Ponto de Vista|Como escolher um ministério


Walfrido Mares Guia (PTB) e Marta Suplicy (PT), dois dos novos ministros do governo Lula

O presidente Lula não tem como construir um ministério homogêneo. O PT não dispõe de maioria absoluta no Congresso nem na opinião pública. Não lhe foi possível antes nem lhe será possível agora
 
Por Mauro Santayana

Há duas formas de construir um ministério. A primeira
delas é a homogeneidade partidária e ideológica. A segunda é a
heterogeneidade, com a convocação de homens de posições diferentes,
quando não divergentes. Um ministério homogêneo é mais ágil, mas não
significa que seja mais eficiente. O que ganha no tempo das decisões,
perde na criatividade dos projetos ou na imprudência, quando é ousado.
Nos sistemas parlamentaristas, nos quais a composição do gabinete
corresponde, quase geometricamente, aos partidos da coalizão
majoritária, as divergências são inevitáveis e fazem parte da rotina,
além de ganhar na moderação.

Por
mais inclinados que eles estejam, para a direita ou para a esquerda, os
desencontros forçam o equilíbrio, na busca do centro. Muitas vezes – é
o que ocorre hoje na Alemanha – os dois partidos majoritários se reúnem
em grandes coalizões. Quando isso se dá, o governo perde a velocidade,
mas assegura a estabilidade política e, com ela, o desempenho da
economia.

· · · · ·

Orientação
Responda com base no texto sobre como escolher um ministério:
(a) Quais são as duas formas de construir um ministério?
(b) A que partido pertence Walfrido Mares Guia?
(c) Em que país os dois partidos majoritários se reúnem hoje em grandes coalizões?

[Listas de localização dos elementos]
· · · · ·

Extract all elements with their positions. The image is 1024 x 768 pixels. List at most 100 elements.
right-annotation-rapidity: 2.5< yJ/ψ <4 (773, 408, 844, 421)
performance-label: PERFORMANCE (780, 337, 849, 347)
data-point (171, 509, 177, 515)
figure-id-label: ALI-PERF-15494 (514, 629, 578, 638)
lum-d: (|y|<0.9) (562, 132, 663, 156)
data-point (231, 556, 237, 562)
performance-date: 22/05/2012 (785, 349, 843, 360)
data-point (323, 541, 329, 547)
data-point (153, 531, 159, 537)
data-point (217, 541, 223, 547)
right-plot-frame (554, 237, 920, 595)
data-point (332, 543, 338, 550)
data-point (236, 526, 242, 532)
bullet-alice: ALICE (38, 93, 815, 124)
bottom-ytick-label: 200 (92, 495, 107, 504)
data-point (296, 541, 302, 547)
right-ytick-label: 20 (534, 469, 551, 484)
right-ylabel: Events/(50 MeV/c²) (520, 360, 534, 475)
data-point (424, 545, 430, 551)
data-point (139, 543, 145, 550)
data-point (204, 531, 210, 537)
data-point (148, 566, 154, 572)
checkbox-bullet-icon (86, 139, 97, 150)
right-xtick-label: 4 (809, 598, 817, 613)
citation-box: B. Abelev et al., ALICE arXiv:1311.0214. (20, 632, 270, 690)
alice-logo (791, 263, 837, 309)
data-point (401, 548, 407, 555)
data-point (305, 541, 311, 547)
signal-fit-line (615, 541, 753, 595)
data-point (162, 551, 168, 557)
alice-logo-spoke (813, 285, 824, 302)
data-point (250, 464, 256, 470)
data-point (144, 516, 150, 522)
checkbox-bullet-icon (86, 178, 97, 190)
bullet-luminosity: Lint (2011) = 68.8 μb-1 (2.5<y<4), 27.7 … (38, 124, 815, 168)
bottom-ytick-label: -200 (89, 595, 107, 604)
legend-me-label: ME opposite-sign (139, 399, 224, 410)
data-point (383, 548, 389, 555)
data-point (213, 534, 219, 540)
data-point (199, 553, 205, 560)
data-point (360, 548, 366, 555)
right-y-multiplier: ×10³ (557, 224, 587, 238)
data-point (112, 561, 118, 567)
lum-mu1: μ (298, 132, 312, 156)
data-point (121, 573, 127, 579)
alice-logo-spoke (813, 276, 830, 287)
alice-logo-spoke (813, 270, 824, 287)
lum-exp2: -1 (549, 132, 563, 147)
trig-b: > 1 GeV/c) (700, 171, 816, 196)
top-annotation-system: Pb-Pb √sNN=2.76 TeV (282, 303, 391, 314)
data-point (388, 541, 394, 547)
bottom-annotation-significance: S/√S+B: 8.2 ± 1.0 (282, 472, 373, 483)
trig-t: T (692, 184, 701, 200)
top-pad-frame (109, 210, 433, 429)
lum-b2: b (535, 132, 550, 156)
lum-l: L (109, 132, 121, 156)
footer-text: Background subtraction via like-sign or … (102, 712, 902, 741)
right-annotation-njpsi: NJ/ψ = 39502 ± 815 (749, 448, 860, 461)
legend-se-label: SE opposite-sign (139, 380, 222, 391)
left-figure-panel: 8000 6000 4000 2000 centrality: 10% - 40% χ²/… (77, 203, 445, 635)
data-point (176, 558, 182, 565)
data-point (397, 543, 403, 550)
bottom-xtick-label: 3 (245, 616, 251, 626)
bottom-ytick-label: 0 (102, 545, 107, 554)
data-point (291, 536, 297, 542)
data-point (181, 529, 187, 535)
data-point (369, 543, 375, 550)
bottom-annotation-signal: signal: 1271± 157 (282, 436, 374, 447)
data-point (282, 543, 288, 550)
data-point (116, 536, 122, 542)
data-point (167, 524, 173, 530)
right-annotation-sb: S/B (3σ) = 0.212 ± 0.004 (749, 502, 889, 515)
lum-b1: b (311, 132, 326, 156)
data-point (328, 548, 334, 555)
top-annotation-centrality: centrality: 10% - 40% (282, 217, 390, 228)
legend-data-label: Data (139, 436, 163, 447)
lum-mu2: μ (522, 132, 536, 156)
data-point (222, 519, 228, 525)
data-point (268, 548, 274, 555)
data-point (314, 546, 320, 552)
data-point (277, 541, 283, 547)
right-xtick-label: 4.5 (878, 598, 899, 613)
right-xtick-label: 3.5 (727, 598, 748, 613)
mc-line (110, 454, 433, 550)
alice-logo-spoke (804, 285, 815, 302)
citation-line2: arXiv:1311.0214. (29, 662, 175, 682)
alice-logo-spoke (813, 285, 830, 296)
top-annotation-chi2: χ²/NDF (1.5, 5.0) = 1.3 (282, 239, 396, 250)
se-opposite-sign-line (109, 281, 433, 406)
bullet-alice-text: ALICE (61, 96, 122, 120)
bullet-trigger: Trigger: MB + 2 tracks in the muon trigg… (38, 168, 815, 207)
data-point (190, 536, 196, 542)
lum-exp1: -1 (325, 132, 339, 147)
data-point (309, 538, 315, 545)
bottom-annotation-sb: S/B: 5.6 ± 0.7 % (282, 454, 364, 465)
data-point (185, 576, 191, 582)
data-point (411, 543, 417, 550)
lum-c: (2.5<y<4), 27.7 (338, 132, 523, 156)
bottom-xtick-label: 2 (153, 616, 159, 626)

· · · · ·

Resposta completa
(a) A homogeneidade partidária e ideológica, e a heterogeneidade, com a convocação de homens de posições diferentes, quando não divergentes.
(b) Ao PTB.
(c) Na Alemanha.